* Given task *
Write every record out again exactly as given.

* Dataset items *
---+---
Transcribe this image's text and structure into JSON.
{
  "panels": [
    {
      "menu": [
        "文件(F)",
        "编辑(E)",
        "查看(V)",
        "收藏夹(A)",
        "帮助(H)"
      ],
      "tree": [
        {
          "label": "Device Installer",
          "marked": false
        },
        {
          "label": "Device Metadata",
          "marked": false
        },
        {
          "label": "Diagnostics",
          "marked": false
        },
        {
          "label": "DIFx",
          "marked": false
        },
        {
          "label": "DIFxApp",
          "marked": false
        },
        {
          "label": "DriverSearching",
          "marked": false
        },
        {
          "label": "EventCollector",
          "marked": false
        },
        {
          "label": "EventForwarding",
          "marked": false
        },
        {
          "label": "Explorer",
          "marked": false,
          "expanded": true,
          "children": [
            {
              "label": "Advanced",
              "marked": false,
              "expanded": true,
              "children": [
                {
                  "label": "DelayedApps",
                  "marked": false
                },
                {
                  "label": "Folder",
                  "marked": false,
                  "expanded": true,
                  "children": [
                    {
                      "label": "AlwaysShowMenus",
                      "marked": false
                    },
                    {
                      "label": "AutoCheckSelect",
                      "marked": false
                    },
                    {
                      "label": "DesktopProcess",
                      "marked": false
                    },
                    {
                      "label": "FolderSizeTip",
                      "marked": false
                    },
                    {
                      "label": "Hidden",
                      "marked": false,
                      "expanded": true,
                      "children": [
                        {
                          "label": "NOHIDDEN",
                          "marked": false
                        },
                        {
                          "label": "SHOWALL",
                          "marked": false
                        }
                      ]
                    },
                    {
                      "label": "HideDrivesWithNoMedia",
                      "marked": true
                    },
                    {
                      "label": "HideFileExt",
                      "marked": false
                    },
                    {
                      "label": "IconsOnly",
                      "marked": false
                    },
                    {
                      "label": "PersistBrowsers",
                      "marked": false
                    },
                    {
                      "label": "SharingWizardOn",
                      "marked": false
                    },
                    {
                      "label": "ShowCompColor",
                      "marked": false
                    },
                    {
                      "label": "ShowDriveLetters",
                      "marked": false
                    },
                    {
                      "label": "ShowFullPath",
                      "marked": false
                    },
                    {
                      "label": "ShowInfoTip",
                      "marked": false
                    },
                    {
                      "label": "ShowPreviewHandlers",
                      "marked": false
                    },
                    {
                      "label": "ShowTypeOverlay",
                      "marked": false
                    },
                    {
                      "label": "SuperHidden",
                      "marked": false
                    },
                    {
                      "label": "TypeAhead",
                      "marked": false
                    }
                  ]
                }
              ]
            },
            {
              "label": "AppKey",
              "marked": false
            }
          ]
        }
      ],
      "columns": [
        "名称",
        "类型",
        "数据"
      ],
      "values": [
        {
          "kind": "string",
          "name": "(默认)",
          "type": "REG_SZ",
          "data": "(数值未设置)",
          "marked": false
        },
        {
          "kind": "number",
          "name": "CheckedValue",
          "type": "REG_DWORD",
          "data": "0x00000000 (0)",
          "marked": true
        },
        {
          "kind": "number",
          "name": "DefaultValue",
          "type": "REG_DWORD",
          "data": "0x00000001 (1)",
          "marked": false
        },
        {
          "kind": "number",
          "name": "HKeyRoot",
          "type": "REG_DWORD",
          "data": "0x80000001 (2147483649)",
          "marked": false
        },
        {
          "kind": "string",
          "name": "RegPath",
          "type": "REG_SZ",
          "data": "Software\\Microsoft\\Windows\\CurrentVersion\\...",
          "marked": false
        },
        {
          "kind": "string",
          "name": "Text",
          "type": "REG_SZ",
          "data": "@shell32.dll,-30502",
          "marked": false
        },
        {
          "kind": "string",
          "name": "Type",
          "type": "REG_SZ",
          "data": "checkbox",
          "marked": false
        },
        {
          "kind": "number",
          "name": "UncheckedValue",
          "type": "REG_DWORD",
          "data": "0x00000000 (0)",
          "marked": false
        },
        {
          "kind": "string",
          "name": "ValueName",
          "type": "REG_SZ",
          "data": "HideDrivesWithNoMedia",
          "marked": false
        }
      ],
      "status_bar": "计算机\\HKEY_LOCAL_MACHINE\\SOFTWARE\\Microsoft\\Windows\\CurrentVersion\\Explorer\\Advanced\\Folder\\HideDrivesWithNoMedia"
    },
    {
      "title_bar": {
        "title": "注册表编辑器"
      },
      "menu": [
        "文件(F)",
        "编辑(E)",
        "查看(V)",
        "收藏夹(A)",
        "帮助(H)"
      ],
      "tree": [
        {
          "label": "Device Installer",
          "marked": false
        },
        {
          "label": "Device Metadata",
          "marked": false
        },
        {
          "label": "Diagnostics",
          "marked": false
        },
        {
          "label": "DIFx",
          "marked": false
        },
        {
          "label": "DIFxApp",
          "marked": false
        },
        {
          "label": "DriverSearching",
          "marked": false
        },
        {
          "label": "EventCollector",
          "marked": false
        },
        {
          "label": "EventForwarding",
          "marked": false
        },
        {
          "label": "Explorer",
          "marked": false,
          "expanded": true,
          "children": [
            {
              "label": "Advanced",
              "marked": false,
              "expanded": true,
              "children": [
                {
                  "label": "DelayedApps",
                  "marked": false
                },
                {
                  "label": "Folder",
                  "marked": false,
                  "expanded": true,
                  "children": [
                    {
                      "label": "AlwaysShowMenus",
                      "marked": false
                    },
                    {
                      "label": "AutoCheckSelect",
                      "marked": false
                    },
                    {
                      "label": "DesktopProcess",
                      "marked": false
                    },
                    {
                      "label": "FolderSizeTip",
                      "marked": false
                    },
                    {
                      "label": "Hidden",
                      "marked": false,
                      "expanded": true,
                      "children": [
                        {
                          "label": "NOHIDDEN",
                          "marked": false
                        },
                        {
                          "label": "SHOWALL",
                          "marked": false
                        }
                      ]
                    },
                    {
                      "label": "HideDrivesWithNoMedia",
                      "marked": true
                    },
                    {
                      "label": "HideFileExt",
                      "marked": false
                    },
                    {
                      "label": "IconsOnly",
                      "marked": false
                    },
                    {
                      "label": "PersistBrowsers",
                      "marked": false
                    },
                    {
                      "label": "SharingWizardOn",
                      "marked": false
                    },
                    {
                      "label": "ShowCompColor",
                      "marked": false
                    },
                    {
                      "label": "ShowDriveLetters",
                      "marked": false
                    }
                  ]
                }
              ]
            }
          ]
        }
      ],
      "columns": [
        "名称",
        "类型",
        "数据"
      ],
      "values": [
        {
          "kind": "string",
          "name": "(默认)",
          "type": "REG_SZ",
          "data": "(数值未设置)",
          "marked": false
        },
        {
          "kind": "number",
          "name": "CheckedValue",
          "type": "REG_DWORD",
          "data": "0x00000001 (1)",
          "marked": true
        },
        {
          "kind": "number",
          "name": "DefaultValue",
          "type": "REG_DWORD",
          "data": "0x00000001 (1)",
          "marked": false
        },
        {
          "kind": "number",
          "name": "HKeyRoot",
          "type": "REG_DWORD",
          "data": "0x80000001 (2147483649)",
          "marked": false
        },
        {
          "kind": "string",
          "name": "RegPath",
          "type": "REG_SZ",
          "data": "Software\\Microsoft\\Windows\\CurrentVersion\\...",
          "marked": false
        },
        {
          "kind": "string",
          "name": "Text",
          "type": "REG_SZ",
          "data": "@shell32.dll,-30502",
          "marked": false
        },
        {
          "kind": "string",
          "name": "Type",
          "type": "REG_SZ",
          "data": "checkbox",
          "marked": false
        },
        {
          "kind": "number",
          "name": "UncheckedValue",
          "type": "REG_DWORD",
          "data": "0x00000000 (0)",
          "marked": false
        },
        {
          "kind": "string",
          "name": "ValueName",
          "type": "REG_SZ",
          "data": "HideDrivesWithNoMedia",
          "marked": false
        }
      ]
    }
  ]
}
---+---
* The result *
Transcribe this image's text and structure into JSON.
{
  "panels": [
    {
      "menu": [
        "文件(F)",
        "编辑(E)",
        "查看(V)",
        "收藏夹(A)",
        "帮助(H)"
      ],
      "tree": [
        {
          "label": "Device Installer",
          "marked": false
        },
        {
          "label": "Device Metadata",
          "marked": false
        },
        {
          "label": "Diagnostics",
          "marked": false
        },
        {
          "label": "DIFx",
          "marked": false
        },
        {
          "label": "DIFxApp",
          "marked": false
        },
        {
          "label": "DriverSearching",
          "marked": false
        },
        {
          "label": "EventCollector",
          "marked": false
        },
        {
          "label": "EventForwarding",
          "marked": false
        },
        {
          "label": "Explorer",
          "marked": false,
          "expanded": true,
          "children": [
            {
              "label": "Advanced",
              "marked": false,
              "expanded": true,
              "children": [
                {
                  "label": "DelayedApps",
                  "marked": false
                },
                {
                  "label": "Folder",
                  "marked": false,
                  "expanded": true,
                  "children": [
                    {
                      "label": "AlwaysShowMenus",
                      "marked": false
                    },
                    {
                      "label": "AutoCheckSelect",
                      "marked": false
                    },
                    {
                      "label": "DesktopProcess",
                      "marked": false
                    },
                    {
                      "label": "FolderSizeTip",
                      "marked": false
                    },
                    {
                      "label": "Hidden",
                      "marked": false,
                      "expanded": true,
                      "children": [
                        {
                          "label": "NOHIDDEN",
                          "marked": false
                        },
                        {
                          "label": "SHOWALL",
                          "marked": false
                        }
                      ]
                    },
                    {
                      "label": "HideDrivesWithNoMedia",
                      "marked": true
                    },
                    {
                      "label": "HideFileExt",
                      "marked": false
                    },
                    {
                      "label": "IconsOnly",
                      "marked": false
                    },
                    {
                      "label": "PersistBrowsers",
                      "marked": false
                    },
                    {
                      "label": "SharingWizardOn",
                      "marked": false
                    },
                    {
                      "label": "ShowCompColor",
                      "marked": false
                    },
                    {
                      "label": "ShowDriveLetters",
                      "marked": false
                    },
                    {
                      "label": "ShowFullPath",
                      "marked": false
                    },
                    {
                      "label": "ShowInfoTip",
                      "marked": false
                    },
                    {
                      "label": "ShowPreviewHandlers",
                      "marked": false
                    },
                    {
                      "label": "ShowTypeOverlay",
                      "marked": false
                    },
                    {
                      "label": "SuperHidden",
                      "marked": false
                    },
                    {
                      "label": "TypeAhead",
                      "marked": false
                    }
                  ]
                }
              ]
            },
            {
              "label": "AppKey",
              "marked": false
            }
          ]
        }
      ],
      "columns": [
        "名称",
        "类型",
        "数据"
      ],
      "values": [
        {
          "kind": "string",
          "name": "(默认)",
          "type": "REG_SZ",
          "data": "(数值未设置)",
          "marked": false
        },
        {
          "kind": "number",
          "name": "CheckedValue",
          "type": "REG_DWORD",
          "data": "0x00000000 (0)",
          "marked": true
        },
        {
          "kind": "number",
          "name": "DefaultValue",
          "type": "REG_DWORD",
          "data": "0x00000001 (1)",
          "marked": false
        },
        {
          "kind": "number",
          "name": "HKeyRoot",
          "type": "REG_DWORD",
          "data": "0x80000001 (2147483649)",
          "marked": false
        },
        {
          "kind": "string",
          "name": "RegPath",
          "type": "REG_SZ",
          "data": "Software\\Microsoft\\Windows\\CurrentVersion\\...",
          "marked": false
        },
        {
          "kind": "string",
          "name": "Text",
          "type": "REG_SZ",
          "data": "@shell32.dll,-30502",
          "marked": false
        },
        {
          "kind": "string",
          "name": "Type",
          "type": "REG_SZ",
          "data": "checkbox",
          "marked": false
        },
        {
          "kind": "number",
          "name": "UncheckedValue",
          "type": "REG_DWORD",
          "data": "0x00000000 (0)",
          "marked": false
        },
        {
          "kind": "string",
          "name": "ValueName",
          "type": "REG_SZ",
          "data": "HideDrivesWithNoMedia",
          "marked": false
        }
      ],
      "status_bar": "计算机\\HKEY_LOCAL_MACHINE\\SOFTWARE\\Microsoft\\Windows\\CurrentVersion\\Explorer\\Advanced\\Folder\\HideDrivesWithNoMedia"
    },
    {
      "title_bar": {
        "title": "注册表编辑器"
      },
      "menu": [
        "文件(F)",
        "编辑(E)",
        "查看(V)",
        "收藏夹(A)",
        "帮助(H)"
      ],
      "tree": [
        {
          "label": "Device Installer",
          "marked": false
        },
        {
          "label": "Device Metadata",
          "marked": false
        },
        {
          "label": "Diagnostics",
          "marked": false
        },
        {
          "label": "DIFx",
          "marked": false
        },
        {
          "label": "DIFxApp",
          "marked": false
        },
        {
          "label": "DriverSearching",
          "marked": false
        },
        {
          "label": "EventCollector",
          "marked": false
        },
        {
          "label": "EventForwarding",
          "marked": false
        },
        {
          "label": "Explorer",
          "marked": false,
          "expanded": true,
          "children": [
            {
              "label": "Advanced",
              "marked": false,
              "expanded": true,
              "children": [
                {
                  "label": "DelayedApps",
                  "marked": false
                },
                {
                  "label": "Folder",
                  "marked": false,
                  "expanded": true,
                  "children": [
                    {
                      "label": "AlwaysShowMenus",
                      "marked": false
                    },
                    {
                      "label": "AutoCheckSelect",
                      "marked": false
                    },
                    {
                      "label": "DesktopProcess",
                      "marked": false
                    },
                    {
                      "label": "FolderSizeTip",
                      "marked": false
                    },
                    {
                      "label": "Hidden",
                      "marked": false,
                      "expanded": true,
                      "children": [
                        {
                          "label": "NOHIDDEN",
                          "marked": false
                        },
                        {
                          "label": "SHOWALL",
                          "marked": false
                        }
                      ]
                    },
                    {
                      "label": "HideDrivesWithNoMedia",
                      "marked": true
                    },
                    {
                      "label": "HideFileExt",
                      "marked": false
                    },
                    {
                      "label": "IconsOnly",
                      "marked": false
                    },
                    {
                      "label": "PersistBrowsers",
                      "marked": false
                    },
                    {
                      "label": "SharingWizardOn",
                      "marked": false
                    },
                    {
                      "label": "ShowCompColor",
                      "marked": false
                    },
                    {
                      "label": "ShowDriveLetters",
                      "marked": false
                    }
                  ]
                }
              ]
            }
          ]
        }
      ],
      "columns": [
        "名称",
        "类型",
        "数据"
      ],
      "values": [
        {
          "kind": "string",
          "name": "(默认)",
          "type": "REG_SZ",
          "data": "(数值未设置)",
          "marked": false
        },
        {
          "kind": "number",
          "name": "CheckedValue",
          "type": "REG_DWORD",
          "data": "0x00000001 (1)",
          "marked": true
        },
        {
          "kind": "number",
          "name": "DefaultValue",
          "type": "REG_DWORD",
          "data": "0x00000001 (1)",
          "marked": false
        },
        {
          "kind": "number",
          "name": "HKeyRoot",
          "type": "REG_DWORD",
          "data": "0x80000001 (2147483649)",
          "marked": false
        },
        {
          "kind": "string",
          "name": "RegPath",
          "type": "REG_SZ",
          "data": "Software\\Microsoft\\Windows\\CurrentVersion\\...",
          "marked": false
        },
        {
          "kind": "string",
          "name": "Text",
          "type": "REG_SZ",
          "data": "@shell32.dll,-30502",
          "marked": false
        },
        {
          "kind": "string",
          "name": "Type",
          "type": "REG_SZ",
          "data": "checkbox",
          "marked": false
        },
        {
          "kind": "number",
          "name": "UncheckedValue",
          "type": "REG_DWORD",
          "data": "0x00000000 (0)",
          "marked": false
        },
        {
          "kind": "string",
          "name": "ValueName",
          "type": "REG_SZ",
          "data": "HideDrivesWithNoMedia",
          "marked": false
        }
      ]
    }
  ]
}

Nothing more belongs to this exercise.